防止 XML外部实体注入

方式一

DocumentBuilderFactory dbf = DocumentBuilderFactory.newInstance();
// 这是优先选择. 如果不允许DTDs (doctypes) ,几乎可以阻止所有的XML实体攻击
String FEATURE = "http://apache.org/xml/features/disallow-doctype-decl";
dbf.setFeature(FEATURE, true);

FEATURE = "http://xml.org/sax/features/external-general-entities";
dbf.setFeature(FEATURE, false);

FEATURE = "http://xml.org/sax/features/external-parameter-entities";
dbf.setFeature(FEATURE, false);

FEATURE = "http://apache.org/xml/features/nonvalidating/load-external-dtd";
dbf.setFeature(FEATURE, false);

dbf.setXIncludeAware(false);
dbf.setExpandEntityReferences(false);
org.w3c.dom.Document documentW3c = dbf.newDocumentBuilder().parse(tempFile);

方式二

JAXBContext context = JAXBContext.newInstance(klass);

XMLInputFactory xif = XMLInputFactory.newFactory();
xif.setProperty(XMLInputFactory.IS_SUPPORTING_EXTERNAL_ENTITIES, false);
xif.setProperty(XMLInputFactory.SUPPORT_DTD, true);
XMLStreamReader xsr = xif.createXMLStreamReader(new StringReader(xml));

Unmarshaller unmarshaller = context.createUnmarshaller();
return unmarshaller.unmarshal(xsr);

_ _ _ _ _

**任务要求**
[1] 请把防止 XML 外部实体注入的文本中以“DocumentBuilderFactory dbf = DocumentBuilderFactory.newInstance();”开头的那一段改写成简短的要点列表，并保留其主要事实。
[2] 在防止 XML 外部实体注入的文本的方式二中，XMLInputFactory.IS_SUPPORTING_EXTERNAL_ENTITIES 被设为什么值？

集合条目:
_ _ _ _ _

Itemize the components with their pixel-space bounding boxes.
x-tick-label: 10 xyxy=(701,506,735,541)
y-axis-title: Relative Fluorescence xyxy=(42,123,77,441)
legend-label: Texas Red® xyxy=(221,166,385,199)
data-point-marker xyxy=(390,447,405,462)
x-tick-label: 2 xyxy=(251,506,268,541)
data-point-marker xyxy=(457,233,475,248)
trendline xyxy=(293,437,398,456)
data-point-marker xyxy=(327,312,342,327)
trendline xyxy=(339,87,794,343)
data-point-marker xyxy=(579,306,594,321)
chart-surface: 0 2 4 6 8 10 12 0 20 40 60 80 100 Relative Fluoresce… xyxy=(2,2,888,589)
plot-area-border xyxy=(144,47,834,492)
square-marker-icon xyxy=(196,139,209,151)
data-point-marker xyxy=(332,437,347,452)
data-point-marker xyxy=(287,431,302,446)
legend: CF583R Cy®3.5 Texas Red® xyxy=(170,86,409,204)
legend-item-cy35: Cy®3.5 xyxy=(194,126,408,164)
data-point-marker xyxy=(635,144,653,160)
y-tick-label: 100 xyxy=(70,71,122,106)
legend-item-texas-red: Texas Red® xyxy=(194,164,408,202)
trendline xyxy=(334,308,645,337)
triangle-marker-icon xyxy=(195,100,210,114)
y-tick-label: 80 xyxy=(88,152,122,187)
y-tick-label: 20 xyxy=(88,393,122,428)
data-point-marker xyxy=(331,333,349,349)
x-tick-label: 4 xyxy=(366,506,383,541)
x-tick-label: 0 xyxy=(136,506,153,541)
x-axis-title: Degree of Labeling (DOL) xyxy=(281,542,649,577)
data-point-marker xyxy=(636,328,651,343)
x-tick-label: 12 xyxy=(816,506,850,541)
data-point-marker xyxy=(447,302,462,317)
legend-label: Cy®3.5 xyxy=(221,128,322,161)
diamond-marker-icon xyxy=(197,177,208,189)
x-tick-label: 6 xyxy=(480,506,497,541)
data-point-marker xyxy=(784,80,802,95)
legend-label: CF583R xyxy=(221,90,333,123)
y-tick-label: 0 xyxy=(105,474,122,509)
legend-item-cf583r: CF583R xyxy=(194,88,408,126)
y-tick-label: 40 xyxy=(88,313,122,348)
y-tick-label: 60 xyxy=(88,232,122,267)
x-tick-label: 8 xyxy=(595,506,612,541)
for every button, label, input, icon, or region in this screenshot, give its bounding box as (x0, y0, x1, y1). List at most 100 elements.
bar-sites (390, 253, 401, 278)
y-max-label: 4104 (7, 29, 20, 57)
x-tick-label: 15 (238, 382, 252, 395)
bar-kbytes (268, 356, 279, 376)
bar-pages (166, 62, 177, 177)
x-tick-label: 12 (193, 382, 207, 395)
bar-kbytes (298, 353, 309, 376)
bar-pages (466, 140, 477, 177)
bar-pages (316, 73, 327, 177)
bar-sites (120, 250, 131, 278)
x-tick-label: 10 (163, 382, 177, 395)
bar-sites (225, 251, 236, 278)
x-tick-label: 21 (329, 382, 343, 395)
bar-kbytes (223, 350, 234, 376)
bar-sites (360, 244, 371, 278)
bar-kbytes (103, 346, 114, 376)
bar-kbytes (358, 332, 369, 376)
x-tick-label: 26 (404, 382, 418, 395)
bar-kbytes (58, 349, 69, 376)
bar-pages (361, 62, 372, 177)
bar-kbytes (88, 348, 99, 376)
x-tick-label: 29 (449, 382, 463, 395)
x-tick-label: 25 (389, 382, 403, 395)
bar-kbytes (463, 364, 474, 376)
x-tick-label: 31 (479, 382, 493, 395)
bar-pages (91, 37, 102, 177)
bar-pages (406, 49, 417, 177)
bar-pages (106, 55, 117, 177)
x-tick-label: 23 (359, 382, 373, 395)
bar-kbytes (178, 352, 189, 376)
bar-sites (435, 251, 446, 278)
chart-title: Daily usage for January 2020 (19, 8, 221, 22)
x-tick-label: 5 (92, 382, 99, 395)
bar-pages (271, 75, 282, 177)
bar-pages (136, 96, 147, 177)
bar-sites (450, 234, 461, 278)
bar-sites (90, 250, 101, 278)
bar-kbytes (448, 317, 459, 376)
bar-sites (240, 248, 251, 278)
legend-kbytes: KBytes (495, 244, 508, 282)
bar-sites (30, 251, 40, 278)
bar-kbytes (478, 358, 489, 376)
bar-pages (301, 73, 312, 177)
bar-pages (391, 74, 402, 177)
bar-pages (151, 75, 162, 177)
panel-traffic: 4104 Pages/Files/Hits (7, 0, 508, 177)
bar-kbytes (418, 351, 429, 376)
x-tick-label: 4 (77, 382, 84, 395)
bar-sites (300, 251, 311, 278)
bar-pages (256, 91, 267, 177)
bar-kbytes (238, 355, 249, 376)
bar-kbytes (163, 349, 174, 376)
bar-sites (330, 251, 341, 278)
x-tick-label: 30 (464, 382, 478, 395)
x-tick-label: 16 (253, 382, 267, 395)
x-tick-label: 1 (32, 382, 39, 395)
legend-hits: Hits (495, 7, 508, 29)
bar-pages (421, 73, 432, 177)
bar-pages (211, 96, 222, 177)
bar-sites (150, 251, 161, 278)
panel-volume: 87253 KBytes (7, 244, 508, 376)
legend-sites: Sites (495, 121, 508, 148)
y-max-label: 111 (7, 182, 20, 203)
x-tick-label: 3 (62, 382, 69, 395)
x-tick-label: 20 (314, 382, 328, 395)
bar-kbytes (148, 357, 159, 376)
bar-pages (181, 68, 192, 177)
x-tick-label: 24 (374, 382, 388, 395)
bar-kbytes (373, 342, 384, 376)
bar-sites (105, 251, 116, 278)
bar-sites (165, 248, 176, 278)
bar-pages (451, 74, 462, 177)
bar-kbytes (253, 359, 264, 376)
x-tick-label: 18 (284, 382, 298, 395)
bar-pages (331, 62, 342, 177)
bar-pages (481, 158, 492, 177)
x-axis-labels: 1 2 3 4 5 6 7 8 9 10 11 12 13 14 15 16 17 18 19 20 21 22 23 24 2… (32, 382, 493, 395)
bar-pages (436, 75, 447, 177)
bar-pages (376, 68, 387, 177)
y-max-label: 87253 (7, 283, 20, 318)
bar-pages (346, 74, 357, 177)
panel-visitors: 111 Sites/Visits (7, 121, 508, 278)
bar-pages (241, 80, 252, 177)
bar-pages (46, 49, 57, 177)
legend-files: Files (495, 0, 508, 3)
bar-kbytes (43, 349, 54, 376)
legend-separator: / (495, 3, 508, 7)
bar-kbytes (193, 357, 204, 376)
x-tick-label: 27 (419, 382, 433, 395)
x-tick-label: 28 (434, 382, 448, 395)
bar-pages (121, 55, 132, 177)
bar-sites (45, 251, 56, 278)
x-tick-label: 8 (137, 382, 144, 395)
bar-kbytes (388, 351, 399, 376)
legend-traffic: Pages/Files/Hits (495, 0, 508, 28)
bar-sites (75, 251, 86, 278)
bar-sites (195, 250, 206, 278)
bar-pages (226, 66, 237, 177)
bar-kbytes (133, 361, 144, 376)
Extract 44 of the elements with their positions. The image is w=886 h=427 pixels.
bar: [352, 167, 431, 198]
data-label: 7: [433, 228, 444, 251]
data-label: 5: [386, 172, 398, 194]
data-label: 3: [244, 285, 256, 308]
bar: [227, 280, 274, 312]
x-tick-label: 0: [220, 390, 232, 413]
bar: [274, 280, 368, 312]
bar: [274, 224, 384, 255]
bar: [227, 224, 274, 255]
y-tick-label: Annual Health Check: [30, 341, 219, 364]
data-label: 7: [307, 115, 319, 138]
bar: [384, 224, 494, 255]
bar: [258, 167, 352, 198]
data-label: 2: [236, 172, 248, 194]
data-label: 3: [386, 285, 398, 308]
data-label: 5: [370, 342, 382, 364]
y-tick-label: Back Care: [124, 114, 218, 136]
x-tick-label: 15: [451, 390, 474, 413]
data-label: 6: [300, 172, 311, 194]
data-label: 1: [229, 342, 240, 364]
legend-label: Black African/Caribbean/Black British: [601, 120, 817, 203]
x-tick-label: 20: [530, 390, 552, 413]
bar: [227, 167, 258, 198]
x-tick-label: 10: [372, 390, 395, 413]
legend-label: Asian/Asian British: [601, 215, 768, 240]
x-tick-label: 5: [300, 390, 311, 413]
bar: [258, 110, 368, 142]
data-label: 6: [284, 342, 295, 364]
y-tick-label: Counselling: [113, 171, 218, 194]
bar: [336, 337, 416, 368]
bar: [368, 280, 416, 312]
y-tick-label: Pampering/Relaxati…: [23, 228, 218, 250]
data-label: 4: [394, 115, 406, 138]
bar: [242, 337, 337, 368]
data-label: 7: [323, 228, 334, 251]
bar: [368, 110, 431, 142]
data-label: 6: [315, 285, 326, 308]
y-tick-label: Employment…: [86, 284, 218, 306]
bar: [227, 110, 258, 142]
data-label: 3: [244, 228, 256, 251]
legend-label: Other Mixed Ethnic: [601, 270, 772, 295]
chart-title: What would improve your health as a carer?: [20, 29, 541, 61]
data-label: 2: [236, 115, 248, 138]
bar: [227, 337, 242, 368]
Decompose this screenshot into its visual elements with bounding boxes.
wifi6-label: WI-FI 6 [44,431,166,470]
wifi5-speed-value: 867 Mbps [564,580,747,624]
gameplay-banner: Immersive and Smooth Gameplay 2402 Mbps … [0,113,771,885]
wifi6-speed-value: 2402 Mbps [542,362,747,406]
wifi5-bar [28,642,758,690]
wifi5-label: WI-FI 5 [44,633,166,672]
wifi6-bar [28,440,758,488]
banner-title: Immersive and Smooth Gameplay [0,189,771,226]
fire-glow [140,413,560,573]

_ _ _ _ _

**任务答案**
[1]
- 用 DocumentBuilderFactory.newInstance() 创建 DocumentBuilderFactory 实例 dbf。
- 这是优先选择：如果不允许 DTD（doctypes），几乎可以阻止所有的 XML 实体攻击。
- 将特性 "http://apache.org/xml/features/disallow-doctype-decl" 设为 true。

[2] 被设为 false。